**Provided records**
--- BEGIN ---

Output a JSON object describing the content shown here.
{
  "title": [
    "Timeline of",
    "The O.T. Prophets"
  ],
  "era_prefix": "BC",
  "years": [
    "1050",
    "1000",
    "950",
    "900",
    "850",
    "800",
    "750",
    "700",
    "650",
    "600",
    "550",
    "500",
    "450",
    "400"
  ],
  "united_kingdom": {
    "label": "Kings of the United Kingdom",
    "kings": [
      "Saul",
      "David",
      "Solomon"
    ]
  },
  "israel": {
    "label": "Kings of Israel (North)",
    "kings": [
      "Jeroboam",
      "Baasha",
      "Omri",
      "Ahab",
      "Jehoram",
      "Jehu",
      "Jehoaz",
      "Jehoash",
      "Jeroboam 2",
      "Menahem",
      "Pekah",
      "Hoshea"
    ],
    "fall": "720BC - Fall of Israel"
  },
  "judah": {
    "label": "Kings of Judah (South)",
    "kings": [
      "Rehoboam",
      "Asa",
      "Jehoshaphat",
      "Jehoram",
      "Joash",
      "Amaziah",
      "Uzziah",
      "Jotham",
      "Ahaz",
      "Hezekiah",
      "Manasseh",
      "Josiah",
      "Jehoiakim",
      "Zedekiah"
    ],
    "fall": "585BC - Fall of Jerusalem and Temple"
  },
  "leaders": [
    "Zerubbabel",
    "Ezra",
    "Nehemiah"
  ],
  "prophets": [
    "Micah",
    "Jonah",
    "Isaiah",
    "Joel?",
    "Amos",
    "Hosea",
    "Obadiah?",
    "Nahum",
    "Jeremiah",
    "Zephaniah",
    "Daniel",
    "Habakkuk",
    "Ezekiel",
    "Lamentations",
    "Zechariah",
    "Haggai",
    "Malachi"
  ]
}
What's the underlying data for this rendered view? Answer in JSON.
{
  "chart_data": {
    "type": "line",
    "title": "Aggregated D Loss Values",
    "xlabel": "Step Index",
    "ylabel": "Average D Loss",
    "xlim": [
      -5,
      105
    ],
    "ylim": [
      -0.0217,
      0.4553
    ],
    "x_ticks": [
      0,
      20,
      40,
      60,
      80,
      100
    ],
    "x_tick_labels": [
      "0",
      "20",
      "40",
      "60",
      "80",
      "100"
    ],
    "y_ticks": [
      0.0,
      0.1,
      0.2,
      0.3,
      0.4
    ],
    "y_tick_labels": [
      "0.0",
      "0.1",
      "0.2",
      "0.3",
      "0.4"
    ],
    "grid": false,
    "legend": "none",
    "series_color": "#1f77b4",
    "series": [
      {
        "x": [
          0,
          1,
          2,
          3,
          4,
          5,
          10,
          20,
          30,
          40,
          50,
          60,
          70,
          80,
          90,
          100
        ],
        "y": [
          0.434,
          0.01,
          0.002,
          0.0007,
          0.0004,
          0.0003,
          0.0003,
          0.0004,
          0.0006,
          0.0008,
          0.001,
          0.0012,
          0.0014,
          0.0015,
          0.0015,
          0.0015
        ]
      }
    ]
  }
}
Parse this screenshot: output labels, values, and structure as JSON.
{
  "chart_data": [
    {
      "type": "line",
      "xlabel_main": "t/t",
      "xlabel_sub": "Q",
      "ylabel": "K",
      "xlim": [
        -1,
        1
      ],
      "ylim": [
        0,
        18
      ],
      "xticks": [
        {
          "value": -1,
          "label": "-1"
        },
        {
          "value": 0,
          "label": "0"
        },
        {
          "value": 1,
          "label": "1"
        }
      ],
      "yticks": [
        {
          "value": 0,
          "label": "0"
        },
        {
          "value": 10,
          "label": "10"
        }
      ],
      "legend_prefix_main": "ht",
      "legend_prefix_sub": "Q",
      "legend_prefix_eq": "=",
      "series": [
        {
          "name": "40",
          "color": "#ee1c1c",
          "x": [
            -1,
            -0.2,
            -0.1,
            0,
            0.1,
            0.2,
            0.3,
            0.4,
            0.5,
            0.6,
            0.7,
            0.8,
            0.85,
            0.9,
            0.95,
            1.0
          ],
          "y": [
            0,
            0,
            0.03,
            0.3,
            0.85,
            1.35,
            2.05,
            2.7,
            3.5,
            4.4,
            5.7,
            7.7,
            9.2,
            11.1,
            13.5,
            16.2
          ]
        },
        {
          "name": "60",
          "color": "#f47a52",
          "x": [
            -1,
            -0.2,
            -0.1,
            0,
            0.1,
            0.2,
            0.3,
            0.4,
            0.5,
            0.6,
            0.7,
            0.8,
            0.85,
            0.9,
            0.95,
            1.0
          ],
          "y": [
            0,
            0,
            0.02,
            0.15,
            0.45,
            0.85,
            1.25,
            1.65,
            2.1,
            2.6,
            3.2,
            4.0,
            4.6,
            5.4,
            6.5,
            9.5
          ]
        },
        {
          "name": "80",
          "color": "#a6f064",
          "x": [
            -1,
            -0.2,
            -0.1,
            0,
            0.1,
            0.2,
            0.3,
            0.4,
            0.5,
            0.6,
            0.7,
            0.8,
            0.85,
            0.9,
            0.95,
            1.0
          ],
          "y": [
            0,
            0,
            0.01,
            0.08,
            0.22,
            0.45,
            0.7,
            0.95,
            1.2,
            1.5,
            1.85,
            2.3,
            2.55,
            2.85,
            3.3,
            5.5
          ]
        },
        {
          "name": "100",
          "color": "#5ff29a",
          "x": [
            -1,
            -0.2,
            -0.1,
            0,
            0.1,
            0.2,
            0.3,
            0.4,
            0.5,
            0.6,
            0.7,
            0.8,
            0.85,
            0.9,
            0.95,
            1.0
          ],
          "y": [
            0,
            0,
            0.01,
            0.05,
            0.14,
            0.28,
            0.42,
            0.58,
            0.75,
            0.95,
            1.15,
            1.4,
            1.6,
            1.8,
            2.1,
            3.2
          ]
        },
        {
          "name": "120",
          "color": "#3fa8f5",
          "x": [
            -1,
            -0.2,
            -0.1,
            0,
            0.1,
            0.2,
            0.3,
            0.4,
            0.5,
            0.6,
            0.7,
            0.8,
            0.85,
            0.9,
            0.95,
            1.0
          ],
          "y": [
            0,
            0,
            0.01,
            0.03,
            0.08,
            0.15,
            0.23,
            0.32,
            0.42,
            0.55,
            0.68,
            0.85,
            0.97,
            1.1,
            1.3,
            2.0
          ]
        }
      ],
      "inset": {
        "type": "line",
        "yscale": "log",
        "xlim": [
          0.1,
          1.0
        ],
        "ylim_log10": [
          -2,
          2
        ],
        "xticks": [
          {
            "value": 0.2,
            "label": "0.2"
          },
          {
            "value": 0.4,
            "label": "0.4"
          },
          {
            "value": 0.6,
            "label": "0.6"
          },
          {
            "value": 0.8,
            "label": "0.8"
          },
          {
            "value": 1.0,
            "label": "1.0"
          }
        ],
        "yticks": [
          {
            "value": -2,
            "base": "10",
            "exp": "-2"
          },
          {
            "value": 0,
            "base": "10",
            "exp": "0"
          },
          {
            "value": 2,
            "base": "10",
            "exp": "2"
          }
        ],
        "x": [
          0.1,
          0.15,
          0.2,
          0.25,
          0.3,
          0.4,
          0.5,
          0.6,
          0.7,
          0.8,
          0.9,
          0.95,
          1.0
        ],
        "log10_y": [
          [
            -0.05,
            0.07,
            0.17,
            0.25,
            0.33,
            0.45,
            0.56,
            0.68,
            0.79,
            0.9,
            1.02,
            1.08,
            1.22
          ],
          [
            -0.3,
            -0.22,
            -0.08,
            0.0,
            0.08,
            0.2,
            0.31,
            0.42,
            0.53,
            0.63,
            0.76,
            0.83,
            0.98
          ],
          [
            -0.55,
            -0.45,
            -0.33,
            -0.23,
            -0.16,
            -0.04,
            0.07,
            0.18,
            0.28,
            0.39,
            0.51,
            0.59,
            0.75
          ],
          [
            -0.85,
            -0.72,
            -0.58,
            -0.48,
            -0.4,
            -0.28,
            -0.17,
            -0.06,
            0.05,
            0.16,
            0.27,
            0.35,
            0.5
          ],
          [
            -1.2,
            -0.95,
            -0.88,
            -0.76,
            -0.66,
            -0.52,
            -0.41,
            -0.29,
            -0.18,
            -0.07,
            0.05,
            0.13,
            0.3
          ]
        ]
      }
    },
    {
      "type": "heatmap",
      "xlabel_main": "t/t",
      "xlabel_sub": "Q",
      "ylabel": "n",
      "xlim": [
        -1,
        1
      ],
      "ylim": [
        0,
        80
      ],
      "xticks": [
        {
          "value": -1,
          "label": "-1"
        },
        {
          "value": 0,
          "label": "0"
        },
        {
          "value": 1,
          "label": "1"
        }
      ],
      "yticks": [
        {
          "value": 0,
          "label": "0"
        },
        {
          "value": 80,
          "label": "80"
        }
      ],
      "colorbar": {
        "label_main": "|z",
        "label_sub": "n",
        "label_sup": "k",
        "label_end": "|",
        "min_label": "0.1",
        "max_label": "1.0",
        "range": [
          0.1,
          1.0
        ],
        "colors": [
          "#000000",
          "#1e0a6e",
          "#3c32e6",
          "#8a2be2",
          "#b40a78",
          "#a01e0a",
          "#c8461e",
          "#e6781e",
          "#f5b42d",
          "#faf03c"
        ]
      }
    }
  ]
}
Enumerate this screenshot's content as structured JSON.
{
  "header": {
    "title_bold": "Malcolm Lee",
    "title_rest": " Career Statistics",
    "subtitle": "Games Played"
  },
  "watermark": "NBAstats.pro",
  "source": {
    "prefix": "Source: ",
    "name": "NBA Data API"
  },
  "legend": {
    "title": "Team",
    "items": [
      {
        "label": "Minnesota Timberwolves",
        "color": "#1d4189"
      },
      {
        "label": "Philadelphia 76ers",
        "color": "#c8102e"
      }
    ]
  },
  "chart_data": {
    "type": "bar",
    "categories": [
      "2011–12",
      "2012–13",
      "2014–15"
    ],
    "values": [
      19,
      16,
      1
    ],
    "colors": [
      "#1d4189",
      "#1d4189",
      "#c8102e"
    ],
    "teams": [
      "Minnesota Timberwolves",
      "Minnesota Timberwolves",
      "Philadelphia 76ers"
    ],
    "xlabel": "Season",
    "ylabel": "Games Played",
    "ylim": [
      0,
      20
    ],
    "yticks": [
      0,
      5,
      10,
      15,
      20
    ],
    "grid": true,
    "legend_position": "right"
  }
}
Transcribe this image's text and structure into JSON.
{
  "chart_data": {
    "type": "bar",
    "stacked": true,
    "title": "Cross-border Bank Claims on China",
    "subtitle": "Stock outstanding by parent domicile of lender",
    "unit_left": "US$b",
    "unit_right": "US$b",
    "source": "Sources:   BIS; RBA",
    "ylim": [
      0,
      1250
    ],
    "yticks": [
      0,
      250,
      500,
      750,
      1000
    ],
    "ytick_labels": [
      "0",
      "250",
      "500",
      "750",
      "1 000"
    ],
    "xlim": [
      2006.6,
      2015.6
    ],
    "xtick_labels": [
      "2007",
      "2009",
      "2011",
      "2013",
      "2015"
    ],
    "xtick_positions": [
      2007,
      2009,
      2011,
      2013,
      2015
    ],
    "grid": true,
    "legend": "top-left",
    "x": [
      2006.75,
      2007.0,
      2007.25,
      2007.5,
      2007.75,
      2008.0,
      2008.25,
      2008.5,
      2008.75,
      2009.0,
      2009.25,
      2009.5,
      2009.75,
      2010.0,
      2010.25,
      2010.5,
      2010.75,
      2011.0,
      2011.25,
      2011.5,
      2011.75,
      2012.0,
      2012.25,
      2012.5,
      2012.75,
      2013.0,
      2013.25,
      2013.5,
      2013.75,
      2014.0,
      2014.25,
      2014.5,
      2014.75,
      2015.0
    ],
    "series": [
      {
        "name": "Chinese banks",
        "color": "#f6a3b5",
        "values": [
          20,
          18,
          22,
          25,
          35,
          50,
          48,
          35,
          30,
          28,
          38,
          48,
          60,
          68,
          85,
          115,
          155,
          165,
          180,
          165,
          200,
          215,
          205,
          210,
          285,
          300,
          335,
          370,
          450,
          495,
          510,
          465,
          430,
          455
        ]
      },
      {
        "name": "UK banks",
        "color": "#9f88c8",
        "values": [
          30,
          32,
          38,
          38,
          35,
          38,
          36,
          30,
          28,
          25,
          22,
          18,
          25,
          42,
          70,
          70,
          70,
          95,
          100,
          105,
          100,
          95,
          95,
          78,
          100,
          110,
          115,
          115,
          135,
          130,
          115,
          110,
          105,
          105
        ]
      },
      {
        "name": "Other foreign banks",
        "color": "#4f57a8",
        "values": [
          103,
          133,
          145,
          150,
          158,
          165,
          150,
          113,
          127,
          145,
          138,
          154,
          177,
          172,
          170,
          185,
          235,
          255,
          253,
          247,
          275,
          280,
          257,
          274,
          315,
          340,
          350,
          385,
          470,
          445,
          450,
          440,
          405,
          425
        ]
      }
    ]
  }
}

--- END ---

**Exercise description**
Leave out every line without the string "content" and copy the rest.

**Reply**
Output a JSON object describing the content shown here.
Enumerate this screenshot's content as structured JSON.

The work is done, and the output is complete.